* **Aim**:
Locate the string "this" throughout the material and copy every line in which it occurs.

(Data listing)
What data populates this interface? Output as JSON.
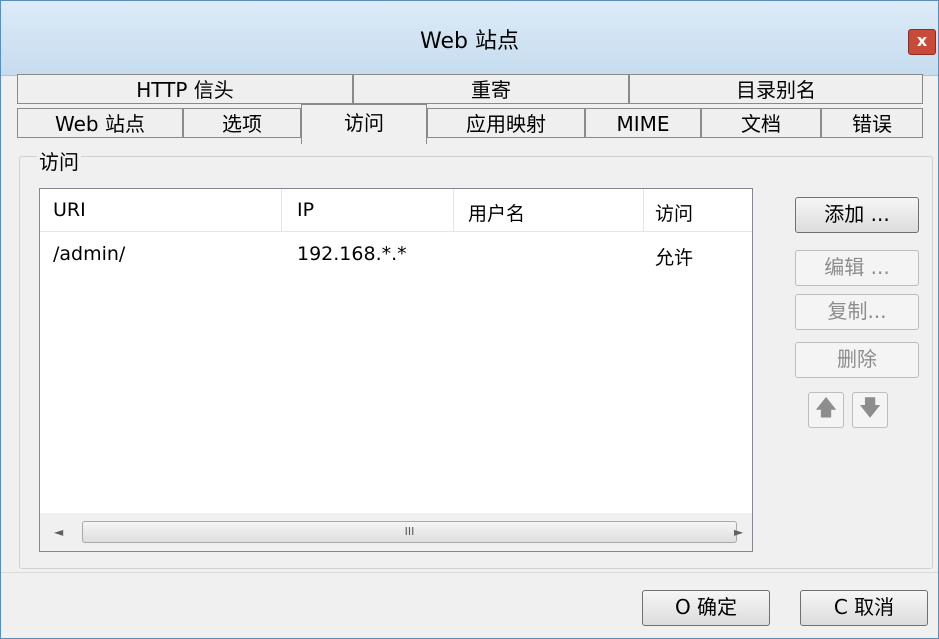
{
  "window": {
    "title": "Web 站点",
    "close_glyph": "x"
  },
  "tabs": {
    "row1": [
      {
        "label": "HTTP 信头"
      },
      {
        "label": "重寄"
      },
      {
        "label": "目录别名"
      }
    ],
    "row2": [
      {
        "label": "Web 站点"
      },
      {
        "label": "选项"
      },
      {
        "label": "访问",
        "active": true
      },
      {
        "label": "应用映射"
      },
      {
        "label": "MIME"
      },
      {
        "label": "文档"
      },
      {
        "label": "错误"
      }
    ]
  },
  "group": {
    "title": "访问"
  },
  "table": {
    "columns": [
      "URI",
      "IP",
      "用户名",
      "访问"
    ],
    "rows": [
      [
        "/admin/",
        "192.168.*.*",
        "",
        "允许"
      ]
    ]
  },
  "scrollbar": {
    "left": "◄",
    "right": "►",
    "thumb": "III"
  },
  "buttons": {
    "add": "添加 ...",
    "edit": "编辑 ...",
    "copy": "复制...",
    "delete": "删除",
    "move_up": "🡅",
    "move_down": "🡇",
    "ok": "O 确定",
    "cancel": "C 取消"
  },
  "icons": {
    "up": "arrow-up-icon",
    "down": "arrow-down-icon",
    "close": "close-icon"
  },
  "colors": {
    "titlebar": "#c6dcef",
    "close_button": "#c74a3a",
    "dialog_bg": "#f0f0f0"
  }
}
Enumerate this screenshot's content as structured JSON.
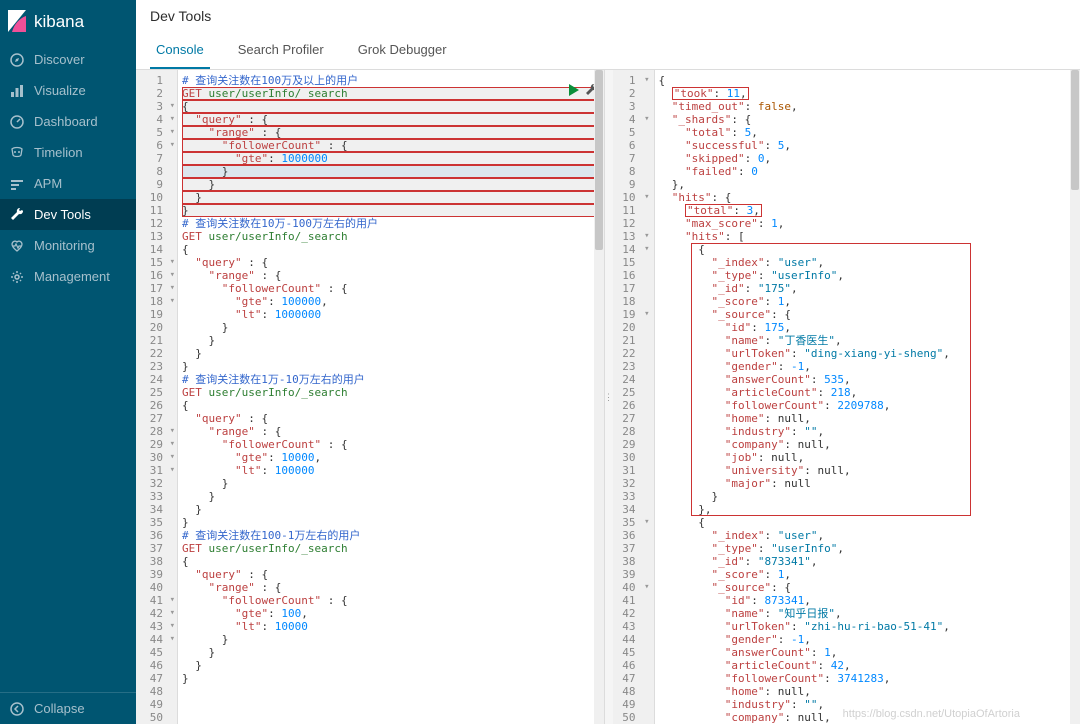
{
  "brand": {
    "name": "kibana"
  },
  "sidebar": {
    "items": [
      {
        "label": "Discover",
        "icon": "compass-icon"
      },
      {
        "label": "Visualize",
        "icon": "barchart-icon"
      },
      {
        "label": "Dashboard",
        "icon": "gauge-icon"
      },
      {
        "label": "Timelion",
        "icon": "timelion-icon"
      },
      {
        "label": "APM",
        "icon": "apm-icon"
      },
      {
        "label": "Dev Tools",
        "icon": "wrench-icon",
        "active": true
      },
      {
        "label": "Monitoring",
        "icon": "heartbeat-icon"
      },
      {
        "label": "Management",
        "icon": "gear-icon"
      }
    ],
    "collapse_label": "Collapse"
  },
  "header": {
    "title": "Dev Tools",
    "tabs": [
      {
        "label": "Console",
        "active": true
      },
      {
        "label": "Search Profiler"
      },
      {
        "label": "Grok Debugger"
      }
    ]
  },
  "editor": {
    "active_region": {
      "from": 2,
      "to": 12
    },
    "lines": [
      {
        "n": 1,
        "type": "comment",
        "text": "# 查询关注数在100万及以上的用户"
      },
      {
        "n": 2,
        "type": "request",
        "method": "GET",
        "path": "user/userInfo/_search"
      },
      {
        "n": 3,
        "type": "brace_open",
        "text": "{"
      },
      {
        "n": 4,
        "type": "kv_open",
        "indent": 1,
        "key": "query"
      },
      {
        "n": 5,
        "type": "kv_open",
        "indent": 2,
        "key": "range"
      },
      {
        "n": 6,
        "type": "kv_open",
        "indent": 3,
        "key": "followerCount"
      },
      {
        "n": 7,
        "type": "kv_num",
        "indent": 4,
        "key": "gte",
        "val": 1000000
      },
      {
        "n": 8,
        "type": "brace_close",
        "indent": 3,
        "highlight": true
      },
      {
        "n": 9,
        "type": "brace_close",
        "indent": 2
      },
      {
        "n": 10,
        "type": "brace_close",
        "indent": 1
      },
      {
        "n": 11,
        "type": "brace_close",
        "indent": 0
      },
      {
        "n": 12,
        "type": "blank"
      },
      {
        "n": 13,
        "type": "comment",
        "text": "# 查询关注数在10万-100万左右的用户"
      },
      {
        "n": 14,
        "type": "request",
        "method": "GET",
        "path": "user/userInfo/_search"
      },
      {
        "n": 15,
        "type": "brace_open",
        "text": "{"
      },
      {
        "n": 16,
        "type": "kv_open",
        "indent": 1,
        "key": "query"
      },
      {
        "n": 17,
        "type": "kv_open",
        "indent": 2,
        "key": "range"
      },
      {
        "n": 18,
        "type": "kv_open",
        "indent": 3,
        "key": "followerCount"
      },
      {
        "n": 19,
        "type": "kv_num_comma",
        "indent": 4,
        "key": "gte",
        "val": 100000
      },
      {
        "n": 20,
        "type": "kv_num",
        "indent": 4,
        "key": "lt",
        "val": 1000000
      },
      {
        "n": 21,
        "type": "brace_close",
        "indent": 3
      },
      {
        "n": 22,
        "type": "brace_close",
        "indent": 2
      },
      {
        "n": 23,
        "type": "brace_close",
        "indent": 1
      },
      {
        "n": 24,
        "type": "brace_close",
        "indent": 0
      },
      {
        "n": 25,
        "type": "blank"
      },
      {
        "n": 26,
        "type": "comment",
        "text": "# 查询关注数在1万-10万左右的用户"
      },
      {
        "n": 27,
        "type": "request",
        "method": "GET",
        "path": "user/userInfo/_search"
      },
      {
        "n": 28,
        "type": "brace_open",
        "text": "{"
      },
      {
        "n": 29,
        "type": "kv_open",
        "indent": 1,
        "key": "query"
      },
      {
        "n": 30,
        "type": "kv_open",
        "indent": 2,
        "key": "range"
      },
      {
        "n": 31,
        "type": "kv_open",
        "indent": 3,
        "key": "followerCount"
      },
      {
        "n": 32,
        "type": "kv_num_comma",
        "indent": 4,
        "key": "gte",
        "val": 10000
      },
      {
        "n": 33,
        "type": "kv_num",
        "indent": 4,
        "key": "lt",
        "val": 100000
      },
      {
        "n": 34,
        "type": "brace_close",
        "indent": 3
      },
      {
        "n": 35,
        "type": "brace_close",
        "indent": 2
      },
      {
        "n": 36,
        "type": "brace_close",
        "indent": 1
      },
      {
        "n": 37,
        "type": "brace_close",
        "indent": 0
      },
      {
        "n": 38,
        "type": "blank"
      },
      {
        "n": 39,
        "type": "comment",
        "text": "# 查询关注数在100-1万左右的用户"
      },
      {
        "n": 40,
        "type": "request",
        "method": "GET",
        "path": "user/userInfo/_search"
      },
      {
        "n": 41,
        "type": "brace_open",
        "text": "{"
      },
      {
        "n": 42,
        "type": "kv_open",
        "indent": 1,
        "key": "query"
      },
      {
        "n": 43,
        "type": "kv_open",
        "indent": 2,
        "key": "range"
      },
      {
        "n": 44,
        "type": "kv_open",
        "indent": 3,
        "key": "followerCount"
      },
      {
        "n": 45,
        "type": "kv_num_comma",
        "indent": 4,
        "key": "gte",
        "val": 100
      },
      {
        "n": 46,
        "type": "kv_num",
        "indent": 4,
        "key": "lt",
        "val": 10000
      },
      {
        "n": 47,
        "type": "brace_close",
        "indent": 3
      },
      {
        "n": 48,
        "type": "brace_close",
        "indent": 2
      },
      {
        "n": 49,
        "type": "brace_close",
        "indent": 1
      },
      {
        "n": 50,
        "type": "brace_close",
        "indent": 0
      }
    ]
  },
  "response": {
    "lines": [
      {
        "n": 1,
        "raw": "{",
        "fold": true
      },
      {
        "n": 2,
        "raw": "  &quot;took&quot;: 11,",
        "redbox": true,
        "kv": {
          "key": "took",
          "num": 11,
          "comma": true
        }
      },
      {
        "n": 3,
        "kv": {
          "key": "timed_out",
          "bool": "false",
          "comma": true
        },
        "indent": 1
      },
      {
        "n": 4,
        "kv": {
          "key": "_shards",
          "open": true
        },
        "indent": 1,
        "fold": true
      },
      {
        "n": 5,
        "kv": {
          "key": "total",
          "num": 5,
          "comma": true
        },
        "indent": 2
      },
      {
        "n": 6,
        "kv": {
          "key": "successful",
          "num": 5,
          "comma": true
        },
        "indent": 2
      },
      {
        "n": 7,
        "kv": {
          "key": "skipped",
          "num": 0,
          "comma": true
        },
        "indent": 2
      },
      {
        "n": 8,
        "kv": {
          "key": "failed",
          "num": 0
        },
        "indent": 2
      },
      {
        "n": 9,
        "raw": "  },",
        "close": true,
        "indent": 1
      },
      {
        "n": 10,
        "kv": {
          "key": "hits",
          "open": true
        },
        "indent": 1,
        "fold": true
      },
      {
        "n": 11,
        "kv": {
          "key": "total",
          "num": 3,
          "comma": true
        },
        "indent": 2,
        "redbox": true
      },
      {
        "n": 12,
        "kv": {
          "key": "max_score",
          "num": 1,
          "comma": true
        },
        "indent": 2
      },
      {
        "n": 13,
        "kv": {
          "key": "hits",
          "arr_open": true
        },
        "indent": 2,
        "fold": true
      },
      {
        "n": 14,
        "raw": "      {",
        "indent": 3,
        "fold": true,
        "redbox_start": true
      },
      {
        "n": 15,
        "kv": {
          "key": "_index",
          "str": "user",
          "comma": true
        },
        "indent": 4
      },
      {
        "n": 16,
        "kv": {
          "key": "_type",
          "str": "userInfo",
          "comma": true
        },
        "indent": 4
      },
      {
        "n": 17,
        "kv": {
          "key": "_id",
          "str": "175",
          "comma": true
        },
        "indent": 4
      },
      {
        "n": 18,
        "kv": {
          "key": "_score",
          "num": 1,
          "comma": true
        },
        "indent": 4
      },
      {
        "n": 19,
        "kv": {
          "key": "_source",
          "open": true
        },
        "indent": 4,
        "fold": true
      },
      {
        "n": 20,
        "kv": {
          "key": "id",
          "num": 175,
          "comma": true
        },
        "indent": 5
      },
      {
        "n": 21,
        "kv": {
          "key": "name",
          "str": "丁香医生",
          "comma": true
        },
        "indent": 5
      },
      {
        "n": 22,
        "kv": {
          "key": "urlToken",
          "str": "ding-xiang-yi-sheng",
          "comma": true
        },
        "indent": 5
      },
      {
        "n": 23,
        "kv": {
          "key": "gender",
          "num": -1,
          "comma": true
        },
        "indent": 5
      },
      {
        "n": 24,
        "kv": {
          "key": "answerCount",
          "num": 535,
          "comma": true
        },
        "indent": 5
      },
      {
        "n": 25,
        "kv": {
          "key": "articleCount",
          "num": 218,
          "comma": true
        },
        "indent": 5
      },
      {
        "n": 26,
        "kv": {
          "key": "followerCount",
          "num": 2209788,
          "comma": true
        },
        "indent": 5
      },
      {
        "n": 27,
        "kv": {
          "key": "home",
          "null": true,
          "comma": true
        },
        "indent": 5
      },
      {
        "n": 28,
        "kv": {
          "key": "industry",
          "str": "",
          "comma": true
        },
        "indent": 5
      },
      {
        "n": 29,
        "kv": {
          "key": "company",
          "null": true,
          "comma": true
        },
        "indent": 5
      },
      {
        "n": 30,
        "kv": {
          "key": "job",
          "null": true,
          "comma": true
        },
        "indent": 5
      },
      {
        "n": 31,
        "kv": {
          "key": "university",
          "null": true,
          "comma": true
        },
        "indent": 5
      },
      {
        "n": 32,
        "kv": {
          "key": "major",
          "null": true
        },
        "indent": 5
      },
      {
        "n": 33,
        "raw": "        }",
        "close": true,
        "indent": 4
      },
      {
        "n": 34,
        "raw": "      },",
        "close": true,
        "indent": 3,
        "redbox_end": true
      },
      {
        "n": 35,
        "raw": "      {",
        "indent": 3,
        "fold": true
      },
      {
        "n": 36,
        "kv": {
          "key": "_index",
          "str": "user",
          "comma": true
        },
        "indent": 4
      },
      {
        "n": 37,
        "kv": {
          "key": "_type",
          "str": "userInfo",
          "comma": true
        },
        "indent": 4
      },
      {
        "n": 38,
        "kv": {
          "key": "_id",
          "str": "873341",
          "comma": true
        },
        "indent": 4
      },
      {
        "n": 39,
        "kv": {
          "key": "_score",
          "num": 1,
          "comma": true
        },
        "indent": 4
      },
      {
        "n": 40,
        "kv": {
          "key": "_source",
          "open": true
        },
        "indent": 4,
        "fold": true
      },
      {
        "n": 41,
        "kv": {
          "key": "id",
          "num": 873341,
          "comma": true
        },
        "indent": 5
      },
      {
        "n": 42,
        "kv": {
          "key": "name",
          "str": "知乎日报",
          "comma": true
        },
        "indent": 5
      },
      {
        "n": 43,
        "kv": {
          "key": "urlToken",
          "str": "zhi-hu-ri-bao-51-41",
          "comma": true
        },
        "indent": 5
      },
      {
        "n": 44,
        "kv": {
          "key": "gender",
          "num": -1,
          "comma": true
        },
        "indent": 5
      },
      {
        "n": 45,
        "kv": {
          "key": "answerCount",
          "num": 1,
          "comma": true
        },
        "indent": 5
      },
      {
        "n": 46,
        "kv": {
          "key": "articleCount",
          "num": 42,
          "comma": true
        },
        "indent": 5
      },
      {
        "n": 47,
        "kv": {
          "key": "followerCount",
          "num": 3741283,
          "comma": true
        },
        "indent": 5
      },
      {
        "n": 48,
        "kv": {
          "key": "home",
          "null": true,
          "comma": true
        },
        "indent": 5
      },
      {
        "n": 49,
        "kv": {
          "key": "industry",
          "str": "",
          "comma": true
        },
        "indent": 5
      },
      {
        "n": 50,
        "kv": {
          "key": "company",
          "null": true,
          "comma": true
        },
        "indent": 5
      }
    ]
  },
  "watermark": "https://blog.csdn.net/UtopiaOfArtoria"
}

* **Result below**:
What data populates this interface? Output as JSON.
Enumerate this screenshot's content as structured JSON.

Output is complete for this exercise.